Quote every line of the material beneath this one.

____________________

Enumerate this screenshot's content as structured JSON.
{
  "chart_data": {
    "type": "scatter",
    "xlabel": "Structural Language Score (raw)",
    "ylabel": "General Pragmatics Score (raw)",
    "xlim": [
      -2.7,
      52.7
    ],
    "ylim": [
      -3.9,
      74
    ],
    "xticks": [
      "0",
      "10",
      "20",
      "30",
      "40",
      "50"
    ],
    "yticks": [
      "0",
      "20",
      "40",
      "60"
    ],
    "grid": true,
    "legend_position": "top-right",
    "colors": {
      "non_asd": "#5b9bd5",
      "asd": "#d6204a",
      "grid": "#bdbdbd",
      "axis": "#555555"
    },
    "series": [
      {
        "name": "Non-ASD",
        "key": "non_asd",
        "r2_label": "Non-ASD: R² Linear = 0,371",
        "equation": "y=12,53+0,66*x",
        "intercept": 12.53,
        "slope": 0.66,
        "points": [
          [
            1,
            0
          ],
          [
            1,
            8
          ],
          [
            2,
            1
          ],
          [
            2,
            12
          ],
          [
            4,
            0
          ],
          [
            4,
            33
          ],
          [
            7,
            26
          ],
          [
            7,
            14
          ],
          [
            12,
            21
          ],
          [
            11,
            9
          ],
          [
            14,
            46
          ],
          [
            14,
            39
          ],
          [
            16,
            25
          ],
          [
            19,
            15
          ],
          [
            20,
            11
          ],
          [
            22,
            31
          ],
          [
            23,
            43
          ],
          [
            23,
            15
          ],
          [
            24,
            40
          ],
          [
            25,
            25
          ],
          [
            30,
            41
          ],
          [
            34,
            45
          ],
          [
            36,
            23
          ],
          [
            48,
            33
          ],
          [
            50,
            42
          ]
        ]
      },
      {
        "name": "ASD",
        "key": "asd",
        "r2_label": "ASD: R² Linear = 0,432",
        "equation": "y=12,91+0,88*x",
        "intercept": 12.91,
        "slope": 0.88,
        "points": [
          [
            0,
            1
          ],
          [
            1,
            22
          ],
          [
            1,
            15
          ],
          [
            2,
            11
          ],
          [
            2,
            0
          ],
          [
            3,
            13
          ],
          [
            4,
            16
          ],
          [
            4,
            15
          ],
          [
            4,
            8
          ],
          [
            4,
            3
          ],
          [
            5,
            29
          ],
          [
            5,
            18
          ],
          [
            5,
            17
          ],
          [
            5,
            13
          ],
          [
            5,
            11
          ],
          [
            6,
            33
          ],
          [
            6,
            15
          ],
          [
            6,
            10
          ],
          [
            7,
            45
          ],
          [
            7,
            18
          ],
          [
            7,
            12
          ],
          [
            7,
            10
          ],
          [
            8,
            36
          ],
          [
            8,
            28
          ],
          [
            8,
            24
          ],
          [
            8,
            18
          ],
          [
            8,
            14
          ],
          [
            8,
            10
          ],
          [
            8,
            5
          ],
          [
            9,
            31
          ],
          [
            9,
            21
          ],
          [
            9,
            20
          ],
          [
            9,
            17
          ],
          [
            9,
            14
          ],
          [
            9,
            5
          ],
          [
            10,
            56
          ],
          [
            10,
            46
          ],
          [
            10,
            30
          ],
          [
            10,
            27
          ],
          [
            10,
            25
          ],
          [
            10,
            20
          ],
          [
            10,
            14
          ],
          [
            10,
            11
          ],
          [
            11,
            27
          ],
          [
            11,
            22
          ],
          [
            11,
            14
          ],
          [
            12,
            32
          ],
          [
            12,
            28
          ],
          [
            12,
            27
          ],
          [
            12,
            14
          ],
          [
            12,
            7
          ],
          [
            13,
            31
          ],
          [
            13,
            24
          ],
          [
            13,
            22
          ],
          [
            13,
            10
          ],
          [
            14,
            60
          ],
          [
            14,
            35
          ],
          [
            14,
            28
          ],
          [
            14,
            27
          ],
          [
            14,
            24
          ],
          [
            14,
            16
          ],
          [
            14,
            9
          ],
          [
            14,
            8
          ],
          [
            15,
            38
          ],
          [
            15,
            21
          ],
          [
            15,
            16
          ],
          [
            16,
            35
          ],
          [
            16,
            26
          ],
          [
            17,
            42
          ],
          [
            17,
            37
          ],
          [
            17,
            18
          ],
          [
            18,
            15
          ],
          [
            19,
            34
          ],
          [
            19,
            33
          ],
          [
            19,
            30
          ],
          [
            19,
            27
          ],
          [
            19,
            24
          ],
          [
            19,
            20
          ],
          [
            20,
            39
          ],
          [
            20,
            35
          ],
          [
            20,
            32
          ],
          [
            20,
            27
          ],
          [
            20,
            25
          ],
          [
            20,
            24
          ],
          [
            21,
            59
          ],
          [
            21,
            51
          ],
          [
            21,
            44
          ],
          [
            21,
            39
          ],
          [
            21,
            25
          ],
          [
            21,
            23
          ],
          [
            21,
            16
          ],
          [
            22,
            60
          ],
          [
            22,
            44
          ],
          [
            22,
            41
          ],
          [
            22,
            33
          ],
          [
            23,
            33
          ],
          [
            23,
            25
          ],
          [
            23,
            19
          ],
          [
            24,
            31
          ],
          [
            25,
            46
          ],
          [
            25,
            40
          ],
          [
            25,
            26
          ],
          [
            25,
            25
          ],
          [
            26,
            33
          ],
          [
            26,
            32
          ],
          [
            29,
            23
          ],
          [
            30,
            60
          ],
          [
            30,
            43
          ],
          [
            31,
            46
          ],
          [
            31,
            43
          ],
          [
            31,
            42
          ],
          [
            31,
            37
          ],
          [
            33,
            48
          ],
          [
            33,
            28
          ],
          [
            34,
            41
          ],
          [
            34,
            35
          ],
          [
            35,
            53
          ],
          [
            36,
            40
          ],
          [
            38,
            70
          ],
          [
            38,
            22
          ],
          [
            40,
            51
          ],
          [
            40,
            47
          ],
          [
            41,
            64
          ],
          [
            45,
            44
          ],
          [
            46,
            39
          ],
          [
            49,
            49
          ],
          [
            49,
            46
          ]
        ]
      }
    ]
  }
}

____________________

## [Solution to this problem]
Enumerate this screenshot's content as structured JSON.
{
  "chart_data": {
    "type": "scatter",
    "xlabel": "Structural Language Score (raw)",
    "ylabel": "General Pragmatics Score (raw)",
    "xlim": [
      -2.7,
      52.7
    ],
    "ylim": [
      -3.9,
      74
    ],
    "xticks": [
      "0",
      "10",
      "20",
      "30",
      "40",
      "50"
    ],
    "yticks": [
      "0",
      "20",
      "40",
      "60"
    ],
    "grid": true,
    "legend_position": "top-right",
    "colors": {
      "non_asd": "#5b9bd5",
      "asd": "#d6204a",
      "grid": "#bdbdbd",
      "axis": "#555555"
    },
    "series": [
      {
        "name": "Non-ASD",
        "key": "non_asd",
        "r2_label": "Non-ASD: R² Linear = 0,371",
        "equation": "y=12,53+0,66*x",
        "intercept": 12.53,
        "slope": 0.66,
        "points": [
          [
            1,
            0
          ],
          [
            1,
            8
          ],
          [
            2,
            1
          ],
          [
            2,
            12
          ],
          [
            4,
            0
          ],
          [
            4,
            33
          ],
          [
            7,
            26
          ],
          [
            7,
            14
          ],
          [
            12,
            21
          ],
          [
            11,
            9
          ],
          [
            14,
            46
          ],
          [
            14,
            39
          ],
          [
            16,
            25
          ],
          [
            19,
            15
          ],
          [
            20,
            11
          ],
          [
            22,
            31
          ],
          [
            23,
            43
          ],
          [
            23,
            15
          ],
          [
            24,
            40
          ],
          [
            25,
            25
          ],
          [
            30,
            41
          ],
          [
            34,
            45
          ],
          [
            36,
            23
          ],
          [
            48,
            33
          ],
          [
            50,
            42
          ]
        ]
      },
      {
        "name": "ASD",
        "key": "asd",
        "r2_label": "ASD: R² Linear = 0,432",
        "equation": "y=12,91+0,88*x",
        "intercept": 12.91,
        "slope": 0.88,
        "points": [
          [
            0,
            1
          ],
          [
            1,
            22
          ],
          [
            1,
            15
          ],
          [
            2,
            11
          ],
          [
            2,
            0
          ],
          [
            3,
            13
          ],
          [
            4,
            16
          ],
          [
            4,
            15
          ],
          [
            4,
            8
          ],
          [
            4,
            3
          ],
          [
            5,
            29
          ],
          [
            5,
            18
          ],
          [
            5,
            17
          ],
          [
            5,
            13
          ],
          [
            5,
            11
          ],
          [
            6,
            33
          ],
          [
            6,
            15
          ],
          [
            6,
            10
          ],
          [
            7,
            45
          ],
          [
            7,
            18
          ],
          [
            7,
            12
          ],
          [
            7,
            10
          ],
          [
            8,
            36
          ],
          [
            8,
            28
          ],
          [
            8,
            24
          ],
          [
            8,
            18
          ],
          [
            8,
            14
          ],
          [
            8,
            10
          ],
          [
            8,
            5
          ],
          [
            9,
            31
          ],
          [
            9,
            21
          ],
          [
            9,
            20
          ],
          [
            9,
            17
          ],
          [
            9,
            14
          ],
          [
            9,
            5
          ],
          [
            10,
            56
          ],
          [
            10,
            46
          ],
          [
            10,
            30
          ],
          [
            10,
            27
          ],
          [
            10,
            25
          ],
          [
            10,
            20
          ],
          [
            10,
            14
          ],
          [
            10,
            11
          ],
          [
            11,
            27
          ],
          [
            11,
            22
          ],
          [
            11,
            14
          ],
          [
            12,
            32
          ],
          [
            12,
            28
          ],
          [
            12,
            27
          ],
          [
            12,
            14
          ],
          [
            12,
            7
          ],
          [
            13,
            31
          ],
          [
            13,
            24
          ],
          [
            13,
            22
          ],
          [
            13,
            10
          ],
          [
            14,
            60
          ],
          [
            14,
            35
          ],
          [
            14,
            28
          ],
          [
            14,
            27
          ],
          [
            14,
            24
          ],
          [
            14,
            16
          ],
          [
            14,
            9
          ],
          [
            14,
            8
          ],
          [
            15,
            38
          ],
          [
            15,
            21
          ],
          [
            15,
            16
          ],
          [
            16,
            35
          ],
          [
            16,
            26
          ],
          [
            17,
            42
          ],
          [
            17,
            37
          ],
          [
            17,
            18
          ],
          [
            18,
            15
          ],
          [
            19,
            34
          ],
          [
            19,
            33
          ],
          [
            19,
            30
          ],
          [
            19,
            27
          ],
          [
            19,
            24
          ],
          [
            19,
            20
          ],
          [
            20,
            39
          ],
          [
            20,
            35
          ],
          [
            20,
            32
          ],
          [
            20,
            27
          ],
          [
            20,
            25
          ],
          [
            20,
            24
          ],
          [
            21,
            59
          ],
          [
            21,
            51
          ],
          [
            21,
            44
          ],
          [
            21,
            39
          ],
          [
            21,
            25
          ],
          [
            21,
            23
          ],
          [
            21,
            16
          ],
          [
            22,
            60
          ],
          [
            22,
            44
          ],
          [
            22,
            41
          ],
          [
            22,
            33
          ],
          [
            23,
            33
          ],
          [
            23,
            25
          ],
          [
            23,
            19
          ],
          [
            24,
            31
          ],
          [
            25,
            46
          ],
          [
            25,
            40
          ],
          [
            25,
            26
          ],
          [
            25,
            25
          ],
          [
            26,
            33
          ],
          [
            26,
            32
          ],
          [
            29,
            23
          ],
          [
            30,
            60
          ],
          [
            30,
            43
          ],
          [
            31,
            46
          ],
          [
            31,
            43
          ],
          [
            31,
            42
          ],
          [
            31,
            37
          ],
          [
            33,
            48
          ],
          [
            33,
            28
          ],
          [
            34,
            41
          ],
          [
            34,
            35
          ],
          [
            35,
            53
          ],
          [
            36,
            40
          ],
          [
            38,
            70
          ],
          [
            38,
            22
          ],
          [
            40,
            51
          ],
          [
            40,
            47
          ],
          [
            41,
            64
          ],
          [
            45,
            44
          ],
          [
            46,
            39
          ],
          [
            49,
            49
          ],
          [
            49,
            46
          ]
        ]
      }
    ]
  }
}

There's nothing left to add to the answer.